## TASK DETAILS:
Below is a listing; write it out exactly and drop any images from it.

## INFORMATION PROVIDED:
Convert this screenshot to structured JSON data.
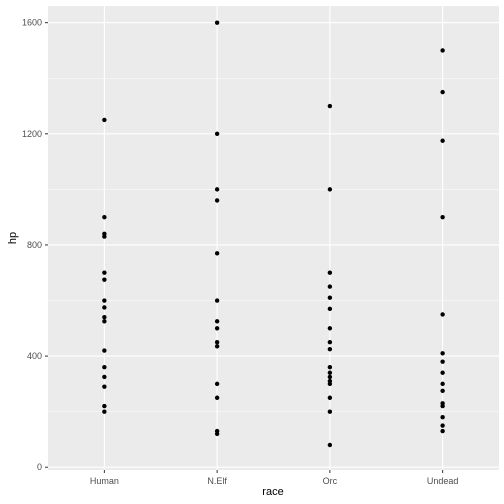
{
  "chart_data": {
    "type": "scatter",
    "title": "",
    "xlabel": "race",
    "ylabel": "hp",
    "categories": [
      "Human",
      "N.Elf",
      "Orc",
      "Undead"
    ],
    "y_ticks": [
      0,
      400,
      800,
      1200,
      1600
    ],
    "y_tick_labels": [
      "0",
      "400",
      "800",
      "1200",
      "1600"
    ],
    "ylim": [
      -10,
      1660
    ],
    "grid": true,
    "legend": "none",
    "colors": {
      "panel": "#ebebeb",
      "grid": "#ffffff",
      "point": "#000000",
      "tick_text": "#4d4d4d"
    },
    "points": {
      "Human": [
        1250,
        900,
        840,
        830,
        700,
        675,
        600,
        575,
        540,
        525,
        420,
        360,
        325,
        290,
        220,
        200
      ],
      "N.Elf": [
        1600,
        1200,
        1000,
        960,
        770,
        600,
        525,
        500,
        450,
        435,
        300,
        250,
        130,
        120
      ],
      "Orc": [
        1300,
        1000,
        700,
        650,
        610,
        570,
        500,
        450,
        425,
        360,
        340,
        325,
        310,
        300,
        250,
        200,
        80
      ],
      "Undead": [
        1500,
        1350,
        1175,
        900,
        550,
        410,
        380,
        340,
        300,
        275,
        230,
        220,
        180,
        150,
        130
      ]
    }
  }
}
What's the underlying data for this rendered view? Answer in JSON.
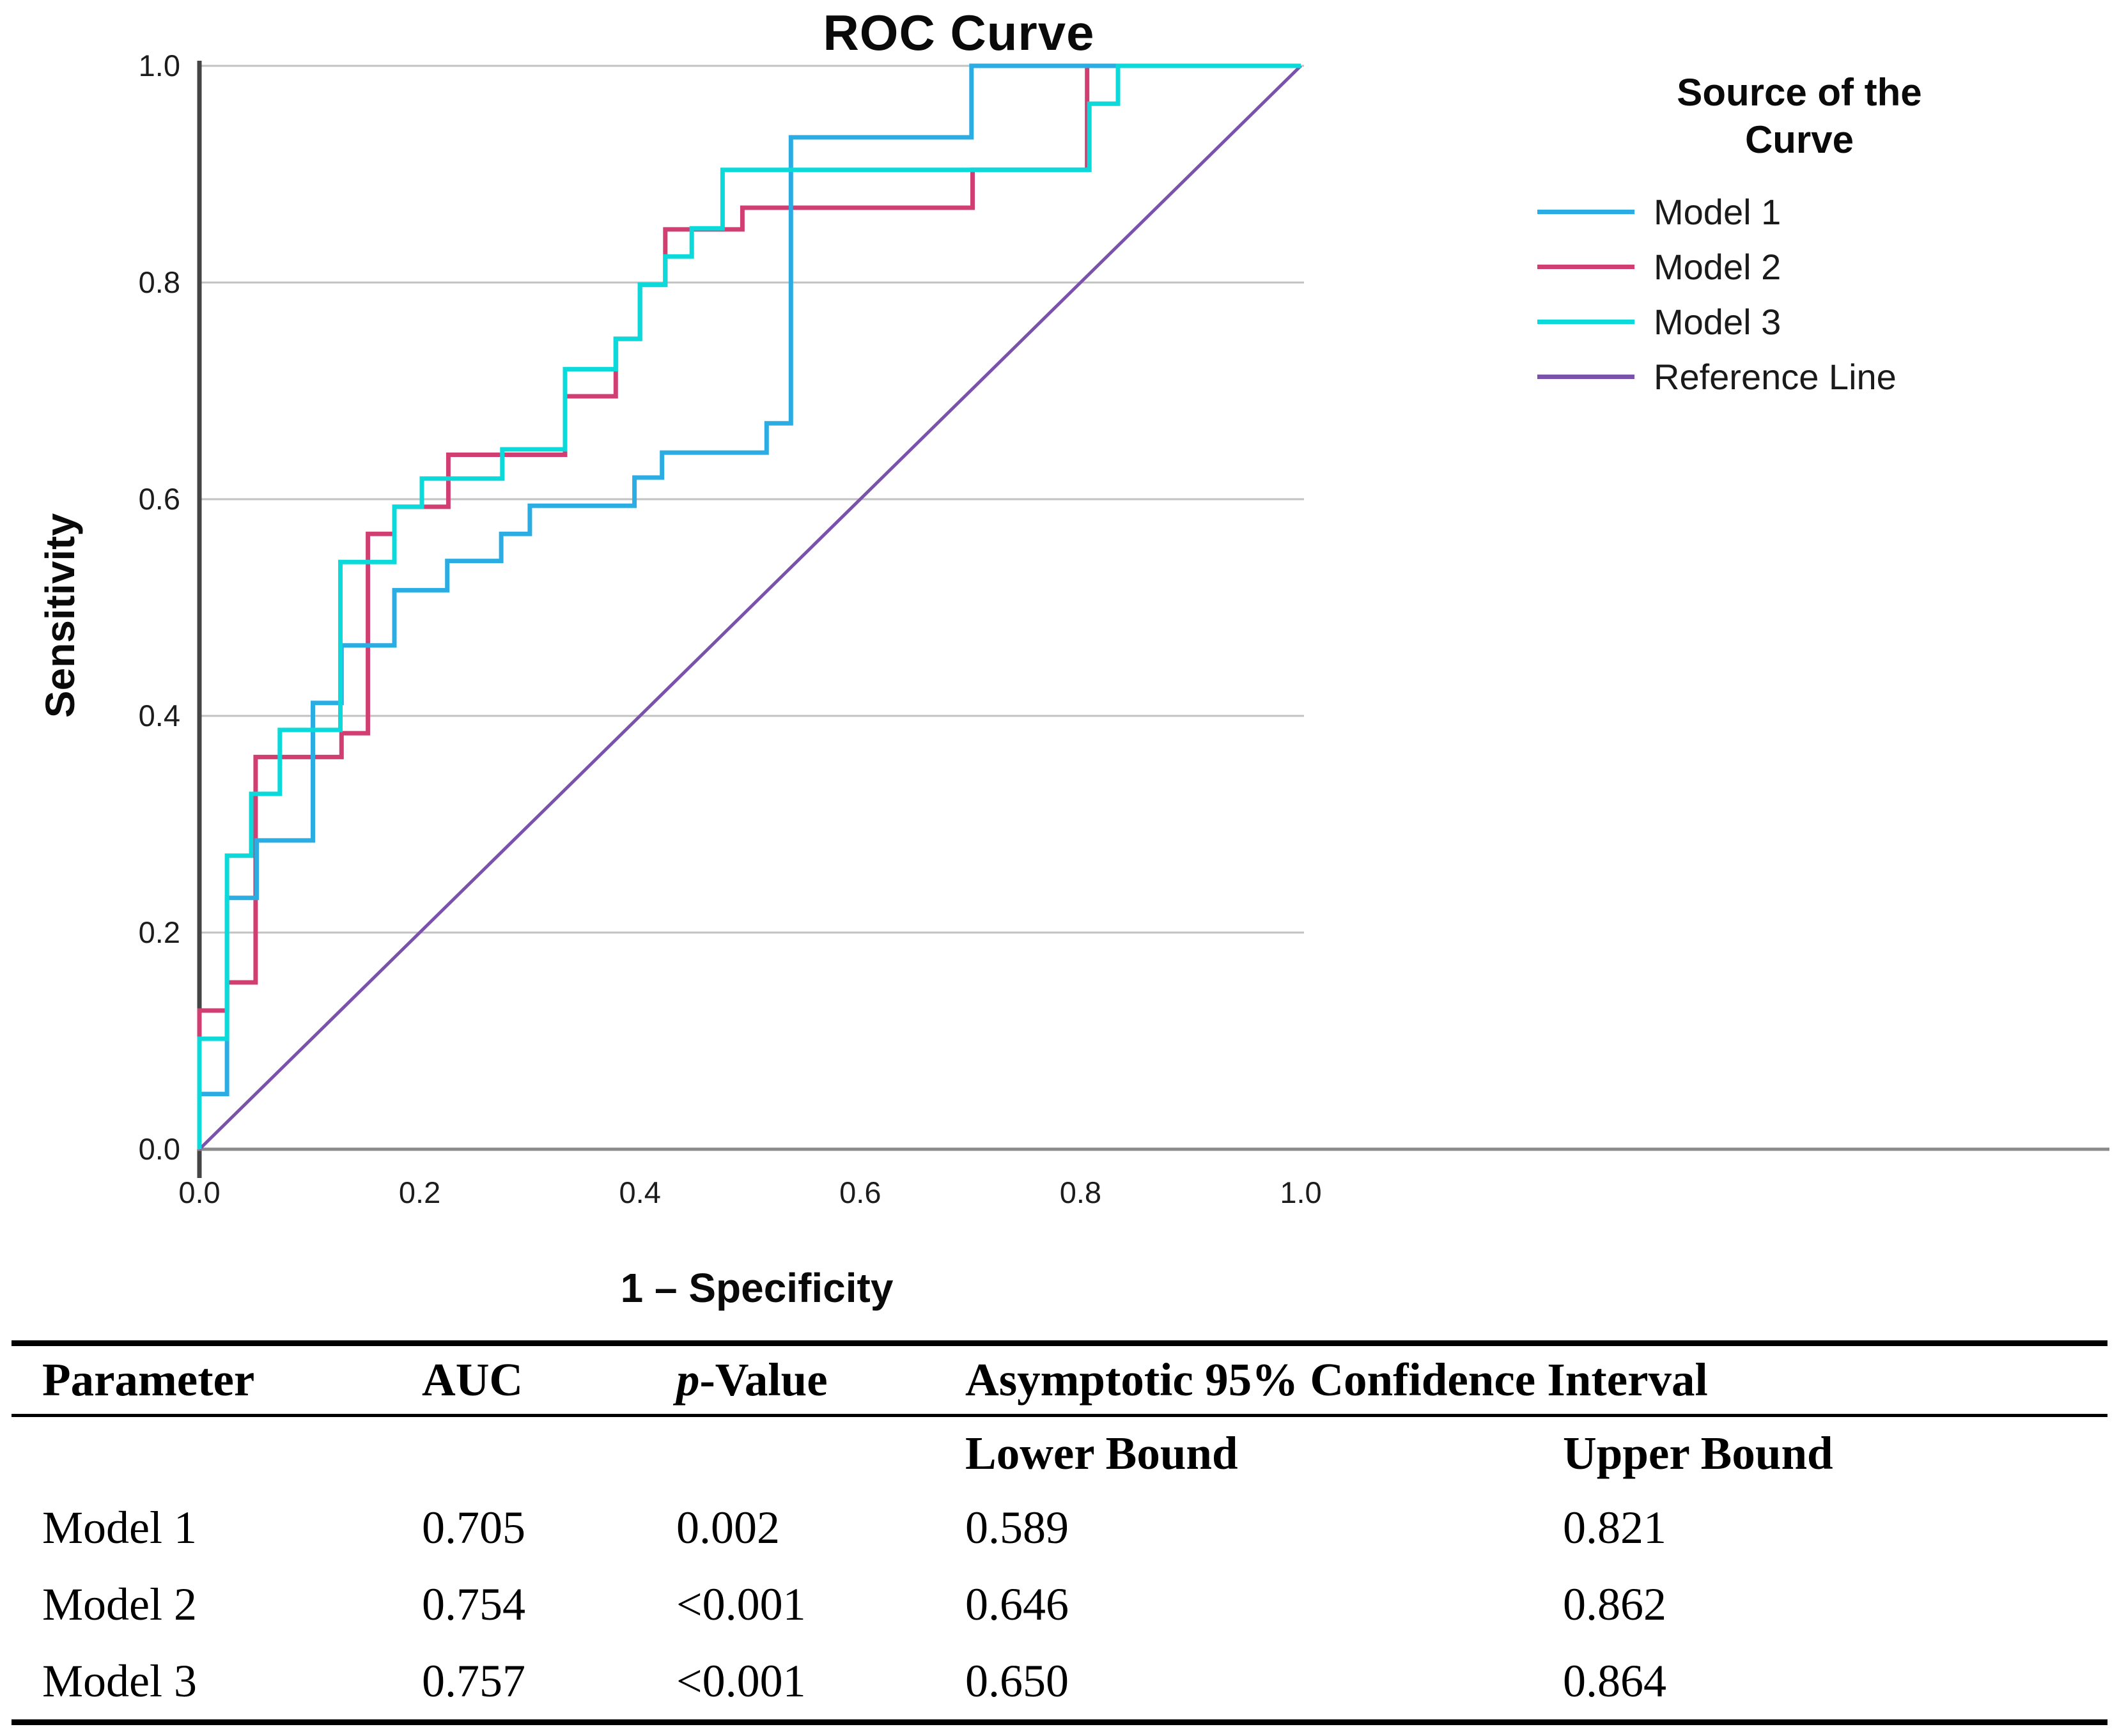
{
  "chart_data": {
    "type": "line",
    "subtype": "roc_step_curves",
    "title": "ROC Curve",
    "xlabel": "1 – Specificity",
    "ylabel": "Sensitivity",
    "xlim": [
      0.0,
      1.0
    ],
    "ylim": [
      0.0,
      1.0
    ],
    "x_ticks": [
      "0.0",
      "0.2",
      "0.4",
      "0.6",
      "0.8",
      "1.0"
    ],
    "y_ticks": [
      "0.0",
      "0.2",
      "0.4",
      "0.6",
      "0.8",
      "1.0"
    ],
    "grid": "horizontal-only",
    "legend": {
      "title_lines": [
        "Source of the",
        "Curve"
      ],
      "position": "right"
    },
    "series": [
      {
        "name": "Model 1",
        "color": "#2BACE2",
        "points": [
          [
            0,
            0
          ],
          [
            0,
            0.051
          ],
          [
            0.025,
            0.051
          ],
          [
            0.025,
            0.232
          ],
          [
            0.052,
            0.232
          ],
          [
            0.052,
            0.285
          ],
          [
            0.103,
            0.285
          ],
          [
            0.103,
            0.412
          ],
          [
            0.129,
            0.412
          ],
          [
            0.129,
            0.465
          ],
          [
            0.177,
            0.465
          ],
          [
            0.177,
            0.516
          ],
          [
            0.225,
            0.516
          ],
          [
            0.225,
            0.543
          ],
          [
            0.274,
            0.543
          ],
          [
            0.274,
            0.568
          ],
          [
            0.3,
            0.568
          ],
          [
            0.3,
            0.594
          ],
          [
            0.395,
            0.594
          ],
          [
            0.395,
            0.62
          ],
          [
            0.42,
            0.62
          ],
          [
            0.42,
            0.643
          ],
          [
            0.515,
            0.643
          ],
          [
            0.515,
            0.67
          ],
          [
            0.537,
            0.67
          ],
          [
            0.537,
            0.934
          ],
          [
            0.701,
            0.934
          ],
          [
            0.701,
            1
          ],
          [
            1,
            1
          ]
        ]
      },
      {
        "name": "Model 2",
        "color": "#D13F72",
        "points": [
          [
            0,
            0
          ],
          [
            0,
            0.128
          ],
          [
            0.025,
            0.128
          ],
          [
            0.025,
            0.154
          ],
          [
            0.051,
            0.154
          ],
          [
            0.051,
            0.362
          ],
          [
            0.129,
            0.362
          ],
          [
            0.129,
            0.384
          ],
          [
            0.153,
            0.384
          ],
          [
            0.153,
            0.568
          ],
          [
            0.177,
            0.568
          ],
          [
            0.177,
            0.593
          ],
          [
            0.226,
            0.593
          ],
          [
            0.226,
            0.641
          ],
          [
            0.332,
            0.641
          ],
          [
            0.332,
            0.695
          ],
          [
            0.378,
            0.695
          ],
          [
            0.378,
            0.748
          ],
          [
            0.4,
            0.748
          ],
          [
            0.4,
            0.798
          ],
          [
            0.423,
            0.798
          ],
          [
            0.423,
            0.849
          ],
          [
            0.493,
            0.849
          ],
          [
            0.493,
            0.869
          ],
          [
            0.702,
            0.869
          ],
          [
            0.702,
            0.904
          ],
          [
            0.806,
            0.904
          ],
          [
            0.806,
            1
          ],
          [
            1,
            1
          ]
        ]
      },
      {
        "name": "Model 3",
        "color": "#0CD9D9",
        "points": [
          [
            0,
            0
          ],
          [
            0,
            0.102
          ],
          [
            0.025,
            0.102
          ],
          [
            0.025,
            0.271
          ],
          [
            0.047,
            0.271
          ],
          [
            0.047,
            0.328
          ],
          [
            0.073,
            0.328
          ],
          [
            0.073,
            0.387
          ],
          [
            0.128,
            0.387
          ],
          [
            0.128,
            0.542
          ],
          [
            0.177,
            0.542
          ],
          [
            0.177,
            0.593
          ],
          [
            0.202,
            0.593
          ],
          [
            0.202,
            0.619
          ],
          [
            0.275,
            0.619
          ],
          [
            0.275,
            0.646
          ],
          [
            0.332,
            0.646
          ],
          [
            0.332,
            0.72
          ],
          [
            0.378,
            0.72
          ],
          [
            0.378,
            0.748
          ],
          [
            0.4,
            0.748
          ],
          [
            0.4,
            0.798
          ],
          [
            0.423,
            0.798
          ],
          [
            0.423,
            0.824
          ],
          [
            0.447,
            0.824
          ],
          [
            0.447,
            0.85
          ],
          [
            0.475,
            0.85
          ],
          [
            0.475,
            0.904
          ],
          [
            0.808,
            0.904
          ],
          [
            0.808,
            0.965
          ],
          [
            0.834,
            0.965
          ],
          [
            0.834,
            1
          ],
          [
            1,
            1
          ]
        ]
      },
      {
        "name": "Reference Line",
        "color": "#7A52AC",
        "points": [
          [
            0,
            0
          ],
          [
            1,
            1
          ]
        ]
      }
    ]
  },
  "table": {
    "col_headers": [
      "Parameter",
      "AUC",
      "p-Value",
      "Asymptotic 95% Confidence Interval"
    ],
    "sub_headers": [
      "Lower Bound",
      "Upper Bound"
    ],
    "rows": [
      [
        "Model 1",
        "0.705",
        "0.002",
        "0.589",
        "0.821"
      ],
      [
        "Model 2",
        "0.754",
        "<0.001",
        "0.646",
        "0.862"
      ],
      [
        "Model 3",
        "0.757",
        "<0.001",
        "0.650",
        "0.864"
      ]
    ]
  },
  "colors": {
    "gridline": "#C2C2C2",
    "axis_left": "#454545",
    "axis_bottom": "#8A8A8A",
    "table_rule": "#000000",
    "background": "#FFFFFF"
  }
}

## SOLUTION TO THE EXERCISE:
Convert this screenshot to structured JSON data.
{
  "chart_data": {
    "type": "scatter",
    "title": "",
    "xlabel": "race",
    "ylabel": "hp",
    "categories": [
      "Human",
      "N.Elf",
      "Orc",
      "Undead"
    ],
    "y_ticks": [
      0,
      400,
      800,
      1200,
      1600
    ],
    "y_tick_labels": [
      "0",
      "400",
      "800",
      "1200",
      "1600"
    ],
    "ylim": [
      -10,
      1660
    ],
    "grid": true,
    "legend": "none",
    "colors": {
      "panel": "#ebebeb",
      "grid": "#ffffff",
      "point": "#000000",
      "tick_text": "#4d4d4d"
    },
    "points": {
      "Human": [
        1250,
        900,
        840,
        830,
        700,
        675,
        600,
        575,
        540,
        525,
        420,
        360,
        325,
        290,
        220,
        200
      ],
      "N.Elf": [
        1600,
        1200,
        1000,
        960,
        770,
        600,
        525,
        500,
        450,
        435,
        300,
        250,
        130,
        120
      ],
      "Orc": [
        1300,
        1000,
        700,
        650,
        610,
        570,
        500,
        450,
        425,
        360,
        340,
        325,
        310,
        300,
        250,
        200,
        80
      ],
      "Undead": [
        1500,
        1350,
        1175,
        900,
        550,
        410,
        380,
        340,
        300,
        275,
        230,
        220,
        180,
        150,
        130
      ]
    }
  }
}
What's the underlying data for this rendered view? Answer in JSON.
{
  "chart_data": {
    "type": "line",
    "subtype": "roc_step_curves",
    "title": "ROC Curve",
    "xlabel": "1 – Specificity",
    "ylabel": "Sensitivity",
    "xlim": [
      0.0,
      1.0
    ],
    "ylim": [
      0.0,
      1.0
    ],
    "x_ticks": [
      "0.0",
      "0.2",
      "0.4",
      "0.6",
      "0.8",
      "1.0"
    ],
    "y_ticks": [
      "0.0",
      "0.2",
      "0.4",
      "0.6",
      "0.8",
      "1.0"
    ],
    "grid": "horizontal-only",
    "legend": {
      "title_lines": [
        "Source of the",
        "Curve"
      ],
      "position": "right"
    },
    "series": [
      {
        "name": "Model 1",
        "color": "#2BACE2",
        "points": [
          [
            0,
            0
          ],
          [
            0,
            0.051
          ],
          [
            0.025,
            0.051
          ],
          [
            0.025,
            0.232
          ],
          [
            0.052,
            0.232
          ],
          [
            0.052,
            0.285
          ],
          [
            0.103,
            0.285
          ],
          [
            0.103,
            0.412
          ],
          [
            0.129,
            0.412
          ],
          [
            0.129,
            0.465
          ],
          [
            0.177,
            0.465
          ],
          [
            0.177,
            0.516
          ],
          [
            0.225,
            0.516
          ],
          [
            0.225,
            0.543
          ],
          [
            0.274,
            0.543
          ],
          [
            0.274,
            0.568
          ],
          [
            0.3,
            0.568
          ],
          [
            0.3,
            0.594
          ],
          [
            0.395,
            0.594
          ],
          [
            0.395,
            0.62
          ],
          [
            0.42,
            0.62
          ],
          [
            0.42,
            0.643
          ],
          [
            0.515,
            0.643
          ],
          [
            0.515,
            0.67
          ],
          [
            0.537,
            0.67
          ],
          [
            0.537,
            0.934
          ],
          [
            0.701,
            0.934
          ],
          [
            0.701,
            1
          ],
          [
            1,
            1
          ]
        ]
      },
      {
        "name": "Model 2",
        "color": "#D13F72",
        "points": [
          [
            0,
            0
          ],
          [
            0,
            0.128
          ],
          [
            0.025,
            0.128
          ],
          [
            0.025,
            0.154
          ],
          [
            0.051,
            0.154
          ],
          [
            0.051,
            0.362
          ],
          [
            0.129,
            0.362
          ],
          [
            0.129,
            0.384
          ],
          [
            0.153,
            0.384
          ],
          [
            0.153,
            0.568
          ],
          [
            0.177,
            0.568
          ],
          [
            0.177,
            0.593
          ],
          [
            0.226,
            0.593
          ],
          [
            0.226,
            0.641
          ],
          [
            0.332,
            0.641
          ],
          [
            0.332,
            0.695
          ],
          [
            0.378,
            0.695
          ],
          [
            0.378,
            0.748
          ],
          [
            0.4,
            0.748
          ],
          [
            0.4,
            0.798
          ],
          [
            0.423,
            0.798
          ],
          [
            0.423,
            0.849
          ],
          [
            0.493,
            0.849
          ],
          [
            0.493,
            0.869
          ],
          [
            0.702,
            0.869
          ],
          [
            0.702,
            0.904
          ],
          [
            0.806,
            0.904
          ],
          [
            0.806,
            1
          ],
          [
            1,
            1
          ]
        ]
      },
      {
        "name": "Model 3",
        "color": "#0CD9D9",
        "points": [
          [
            0,
            0
          ],
          [
            0,
            0.102
          ],
          [
            0.025,
            0.102
          ],
          [
            0.025,
            0.271
          ],
          [
            0.047,
            0.271
          ],
          [
            0.047,
            0.328
          ],
          [
            0.073,
            0.328
          ],
          [
            0.073,
            0.387
          ],
          [
            0.128,
            0.387
          ],
          [
            0.128,
            0.542
          ],
          [
            0.177,
            0.542
          ],
          [
            0.177,
            0.593
          ],
          [
            0.202,
            0.593
          ],
          [
            0.202,
            0.619
          ],
          [
            0.275,
            0.619
          ],
          [
            0.275,
            0.646
          ],
          [
            0.332,
            0.646
          ],
          [
            0.332,
            0.72
          ],
          [
            0.378,
            0.72
          ],
          [
            0.378,
            0.748
          ],
          [
            0.4,
            0.748
          ],
          [
            0.4,
            0.798
          ],
          [
            0.423,
            0.798
          ],
          [
            0.423,
            0.824
          ],
          [
            0.447,
            0.824
          ],
          [
            0.447,
            0.85
          ],
          [
            0.475,
            0.85
          ],
          [
            0.475,
            0.904
          ],
          [
            0.808,
            0.904
          ],
          [
            0.808,
            0.965
          ],
          [
            0.834,
            0.965
          ],
          [
            0.834,
            1
          ],
          [
            1,
            1
          ]
        ]
      },
      {
        "name": "Reference Line",
        "color": "#7A52AC",
        "points": [
          [
            0,
            0
          ],
          [
            1,
            1
          ]
        ]
      }
    ]
  },
  "table": {
    "col_headers": [
      "Parameter",
      "AUC",
      "p-Value",
      "Asymptotic 95% Confidence Interval"
    ],
    "sub_headers": [
      "Lower Bound",
      "Upper Bound"
    ],
    "rows": [
      [
        "Model 1",
        "0.705",
        "0.002",
        "0.589",
        "0.821"
      ],
      [
        "Model 2",
        "0.754",
        "<0.001",
        "0.646",
        "0.862"
      ],
      [
        "Model 3",
        "0.757",
        "<0.001",
        "0.650",
        "0.864"
      ]
    ]
  },
  "colors": {
    "gridline": "#C2C2C2",
    "axis_left": "#454545",
    "axis_bottom": "#8A8A8A",
    "table_rule": "#000000",
    "background": "#FFFFFF"
  }
}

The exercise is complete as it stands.